───── Records supplied

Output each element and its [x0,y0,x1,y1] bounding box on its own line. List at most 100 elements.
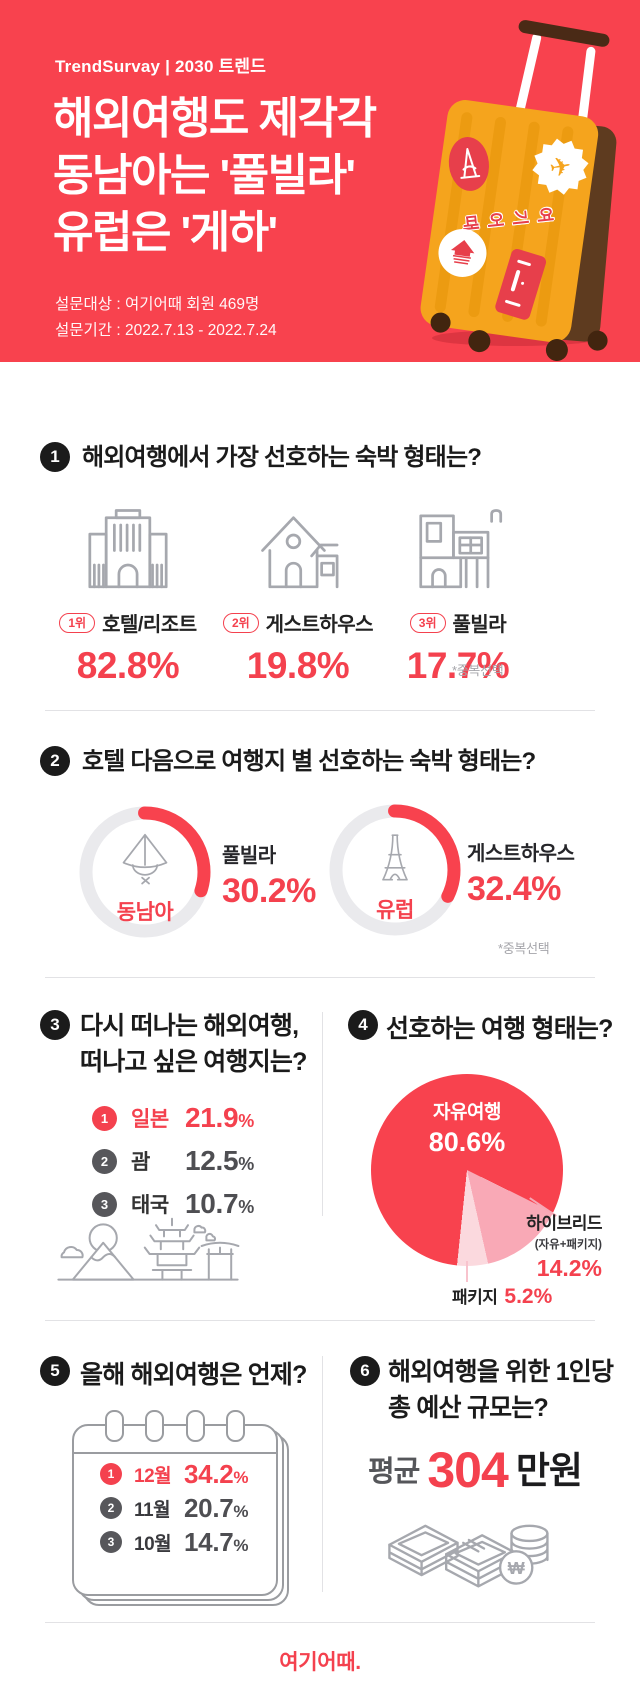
month-percent: 20.7 [184,1492,234,1523]
title-line-1: 해외여행도 제각각 [53,94,377,143]
multi-select-footnote: *중복선택 [452,663,504,678]
question-1-title: 해외여행에서 가장 선호하는 숙박 형태는? [82,444,482,471]
donut-percent: 32.4% [467,870,561,908]
month-label: 10월 [134,1533,172,1555]
rank-badge: 3위 [409,612,446,633]
month-ranking: 1 12월 34.2% 2 11월 20.7% 3 10월 14.7% [100,1459,260,1564]
question-3-title: 다시 떠나는 해외여행, 떠나고 싶은 여행지는? [80,1012,307,1076]
donut-chart-southeast-asia: 동남아 [77,804,213,940]
pie-slice-sublabel: (자유+패키지) [534,1239,602,1251]
question-2-title: 호텔 다음으로 여행지 별 선호하는 숙박 형태는? [82,748,536,775]
donut-chart-europe: 유럽 [327,802,463,938]
section-divider [45,977,595,978]
airplane-sticker: ✈ [528,134,594,200]
suitcase-body: ✈ 여기어때. [418,97,601,345]
pagoda-sticker [435,225,490,281]
multi-select-footnote: *중복선택 [498,941,550,956]
accommodation-label: 게스트하우스 [265,614,374,636]
pie-slice-percent: 14.2% [536,1255,602,1281]
region-label: 유럽 [376,899,414,922]
ranking-row: 1 일본 21.9% [92,1102,312,1133]
conical-hat-icon [122,833,168,885]
poolvilla-icon [419,509,503,589]
donut-value-europe: 게스트하우스 32.4% [467,837,575,909]
question-5-title: 올해 해외여행은 언제? [80,1361,307,1389]
header-banner: TrendSurvay | 2030 트렌드 해외여행도 제각각 동남아는 '풀… [0,0,640,363]
accommodation-item-hotel: 1위 호텔/리조트 82.8% [42,500,214,687]
pie-slice-label: 패키지 [452,1288,498,1307]
donut-arc [79,806,211,938]
budget-prefix: 평균 [368,1456,420,1488]
section-divider [45,1320,595,1321]
suitcase-wheel [544,337,570,363]
guesthouse-icon [261,516,339,589]
rank-2-badge: 2 [92,1148,117,1174]
destination-label: 괌 [131,1151,150,1174]
calendar-ring [186,1410,205,1442]
pie-slice-label: 하이브리드 [526,1214,602,1233]
brand-logo: 여기어때. [279,1651,361,1674]
question-2-number: 2 [40,746,70,776]
pie-callout-package: 패키지 5.2% [452,1283,552,1309]
accommodation-item-poolvilla: 3위 풀빌라 17.7% [380,500,536,687]
eiffel-icon [460,148,481,179]
hotel-icon [88,509,168,589]
donut-percent: 30.2% [222,872,316,910]
budget-suffix: 만원 [515,1450,583,1491]
won-symbol: ₩ [508,1558,525,1578]
ranking-row: 2 11월 20.7% [100,1492,260,1523]
suitcase-illustration: ✈ 여기어때. [402,19,622,363]
column-divider [322,1356,323,1592]
accommodation-percent: 82.8% [76,645,180,686]
accommodation-item-guesthouse: 2위 게스트하우스 19.8% [212,500,384,687]
question-3-number: 3 [40,1010,70,1040]
survey-period: 설문기간 : 2022.7.13 - 2022.7.24 [55,322,277,339]
question-6-number: 6 [350,1356,380,1386]
question-6-title: 해외여행을 위한 1인당 총 예산 규모는? [388,1358,614,1422]
donut-arc [329,804,461,936]
ranking-row: 3 10월 14.7% [100,1527,260,1557]
destination-ranking: 1 일본 21.9% 2 괌 12.5% 3 태국 10.7% [92,1102,312,1234]
pie-slice-percent: 5.2% [504,1285,553,1308]
accommodation-percent: 19.8% [246,645,350,686]
destination-percent: 10.7 [185,1188,239,1219]
pie-main-label: 자유여행 80.6% [371,1097,563,1158]
footer-divider [45,1622,595,1623]
suitcase-wheel [586,329,609,352]
destination-percent: 21.9 [185,1102,239,1133]
money-illustration: ₩ [388,1524,549,1588]
question-4-number: 4 [348,1010,378,1040]
donut-value-southeast-asia: 풀빌라 30.2% [222,839,316,911]
donut-label: 게스트하우스 [467,843,575,865]
question-4-title: 선호하는 여행 형태는? [386,1015,613,1043]
average-budget: 평균 304 만원 [368,1440,583,1495]
column-divider [322,1012,323,1216]
accommodation-percent: 17.7% [406,645,510,686]
title-line-3: 유럽은 '게하' [53,208,278,257]
accommodation-label: 호텔/리조트 [102,614,197,636]
ranking-row: 1 12월 34.2% [100,1459,260,1489]
month-label: 12월 [134,1465,172,1487]
month-label: 11월 [134,1499,171,1521]
rank-1-badge: 1 [92,1105,117,1131]
travel-style-pie [371,1074,563,1266]
ranking-row: 3 태국 10.7% [92,1188,312,1219]
calendar-ring [105,1410,124,1442]
plane-icon: ✈ [547,149,574,183]
question-1-number: 1 [40,442,70,472]
pie-slice-label: 자유여행 [433,1102,501,1123]
rank-badge: 1위 [59,612,96,633]
destination-label: 일본 [131,1108,169,1131]
donut-label: 풀빌라 [222,845,276,867]
rank-3-badge: 3 [92,1191,117,1217]
rank-badge: 2위 [222,612,259,633]
destination-label: 태국 [131,1194,169,1217]
calendar-header [74,1426,276,1454]
survey-meta: 설문대상 : 여기어때 회원 469명 설문기간 : 2022.7.13 - 2… [55,292,277,344]
title-line-2: 동남아는 '풀빌라' [53,151,356,200]
destination-percent: 12.5 [185,1145,239,1176]
survey-target: 설문대상 : 여기어때 회원 469명 [55,296,260,313]
calendar-ring [226,1410,245,1442]
eyebrow-text: TrendSurvay | 2030 트렌드 [55,57,267,76]
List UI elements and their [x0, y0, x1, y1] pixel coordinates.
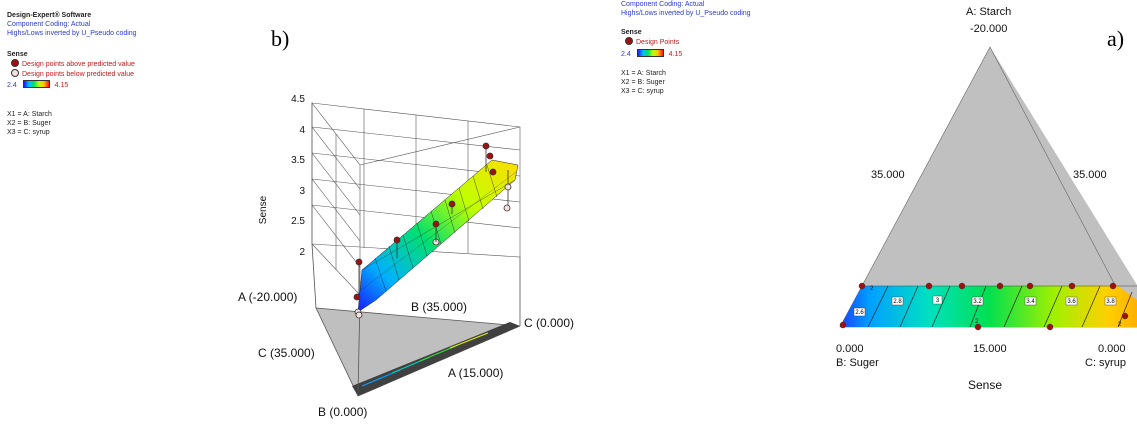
vertex-label-b-mid: B (35.000): [411, 300, 468, 314]
design-point-below: [503, 204, 511, 212]
legend-above: Design points above predicted value: [7, 59, 137, 69]
design-point: [1068, 282, 1076, 290]
z-axis: 4.5 4 3.5 3 2.5 2: [291, 94, 305, 258]
design-point-above: [482, 142, 490, 150]
design-point-below: [504, 183, 512, 191]
design-point-above: [489, 168, 497, 176]
contour-band: [840, 286, 1137, 327]
contour-labels: 2.6 2.8 3 3.2 3.4 3.6 3.8: [853, 295, 1117, 317]
svg-text:2: 2: [975, 319, 979, 325]
contour-level-label: 2.6: [855, 310, 864, 316]
surface-plot: 4.5 4 3.5 3 2.5 2 Sense: [258, 94, 521, 397]
vertex-label-b-bottom: B (0.000): [318, 405, 368, 419]
point-above-icon: [11, 59, 19, 67]
highs-lows-note: Highs/Lows inverted by U_Pseudo coding: [621, 10, 751, 17]
plot-box-grid: [311, 102, 521, 296]
vertex-label-a-top: A (-20.000): [238, 290, 298, 304]
contour-level-label: 3.4: [1026, 299, 1035, 305]
color-range: 2.4 4.15: [7, 80, 69, 89]
bottom-right-value: 0.000: [1098, 343, 1126, 355]
svg-text:2: 2: [870, 286, 874, 292]
legend-points: Design Points: [621, 37, 751, 47]
contour-lines: [867, 285, 1133, 328]
design-point-above: [486, 152, 494, 160]
top-vertex-label: A: Starch: [966, 6, 1012, 18]
design-point: [1109, 282, 1117, 290]
design-point-below: [355, 311, 363, 319]
component-coding: Component Coding: Actual: [7, 21, 91, 28]
ternary-contour-plot: 2.6 2.8 3 3.2 3.4 3.6 3.8 2 2 2: [839, 46, 1137, 331]
z-tick: 2.5: [291, 216, 305, 227]
design-point: [925, 282, 933, 290]
bottom-left-value: 0.000: [836, 343, 864, 355]
left-side-value: 35.000: [871, 169, 905, 181]
replicate-labels: 2 2 2: [870, 286, 1122, 328]
response-name: Sense: [621, 29, 642, 36]
color-range: 2.4 4.15: [621, 49, 683, 58]
design-point-icon: [625, 37, 633, 45]
right-legend: Component Coding: Actual Highs/Lows inve…: [621, 0, 751, 96]
z-tick: 3: [299, 186, 305, 197]
right-side-value: 35.000: [1073, 169, 1107, 181]
color-gradient-bar: [636, 49, 664, 57]
design-point-above: [393, 236, 401, 244]
bottom-mid-value: 15.000: [973, 343, 1007, 355]
design-point-above: [432, 220, 440, 228]
design-point: [1121, 312, 1129, 320]
x2-definition: X2 = B: Suger: [621, 79, 665, 86]
left-legend: Design-Expert® Software Component Coding…: [7, 11, 137, 137]
contour-level-label: 3: [936, 298, 940, 304]
z-tick: 3.5: [291, 155, 305, 166]
base-projection-band: [352, 322, 520, 396]
z-axis-label: Sense: [258, 195, 269, 224]
x1-definition: X1 = A: Starch: [621, 70, 666, 77]
design-point: [974, 323, 982, 331]
response-surface: [357, 159, 519, 313]
ternary-x-label: Sense: [968, 378, 1003, 392]
x2-definition: X2 = B: Suger: [7, 120, 51, 127]
bottom-right-label: C: syrup: [1085, 357, 1126, 369]
vertex-label-a-bottom: A (15.000): [448, 366, 504, 380]
svg-text:2: 2: [1118, 322, 1122, 328]
software-title: Design-Expert® Software: [7, 12, 92, 19]
x3-definition: X3 = C: syrup: [7, 129, 50, 136]
contour-level-label: 3.2: [973, 299, 982, 305]
z-tick: 4: [299, 125, 305, 136]
base-projection-contours: [361, 332, 489, 387]
color-gradient-bar: [22, 80, 50, 88]
design-points: [353, 142, 512, 319]
design-point-above: [355, 258, 363, 266]
bottom-left-label: B: Suger: [836, 357, 879, 369]
highs-lows-note: Highs/Lows inverted by U_Pseudo coding: [7, 30, 137, 37]
design-point: [996, 282, 1004, 290]
z-tick: 2: [299, 247, 305, 258]
contour-level-label: 2.8: [893, 299, 902, 305]
design-point: [839, 321, 847, 329]
panel-letter-b: b): [271, 26, 290, 51]
design-point-above: [448, 200, 456, 208]
panel-letter-a: a): [1107, 26, 1125, 51]
base-triangle: [315, 307, 521, 397]
design-point: [1026, 282, 1034, 290]
contour-level-label: 3.6: [1067, 299, 1076, 305]
top-vertex-value: -20.000: [970, 23, 1008, 35]
vertex-label-c-left: C (35.000): [258, 346, 315, 360]
design-point: [858, 282, 866, 290]
z-tick: 4.5: [291, 94, 305, 105]
design-point: [1046, 323, 1054, 331]
legend-below: Design points below predicted value: [7, 69, 137, 79]
vertex-label-c-right: C (0.000): [524, 316, 575, 330]
x1-definition: X1 = A: Starch: [7, 111, 52, 118]
design-point-above: [353, 293, 361, 301]
contour-level-label: 3.8: [1106, 299, 1115, 305]
design-point: [958, 282, 966, 290]
component-coding: Component Coding: Actual: [621, 1, 705, 8]
x3-definition: X3 = C: syrup: [621, 88, 664, 95]
point-below-icon: [11, 69, 19, 77]
ternary-design-points: [839, 282, 1129, 331]
response-name: Sense: [7, 51, 28, 58]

──────────

**What the task asks**
Print the material word for word, beginning at the line that contains "vertex-label-b-mid: B (35.000): [411, 300, 468, 314]" and stopping after the line that contains "contour-band: [840, 286, 1137, 327]".

**Output**
vertex-label-b-mid: B (35.000): [411, 300, 468, 314]
design-point-below: [503, 204, 511, 212]
legend-above: Design points above predicted value: [7, 59, 137, 69]
design-point: [1068, 282, 1076, 290]
z-axis: 4.5 4 3.5 3 2.5 2: [291, 94, 305, 258]
design-point-above: [482, 142, 490, 150]
design-point-below: [504, 183, 512, 191]
design-point-above: [489, 168, 497, 176]
contour-band: [840, 286, 1137, 327]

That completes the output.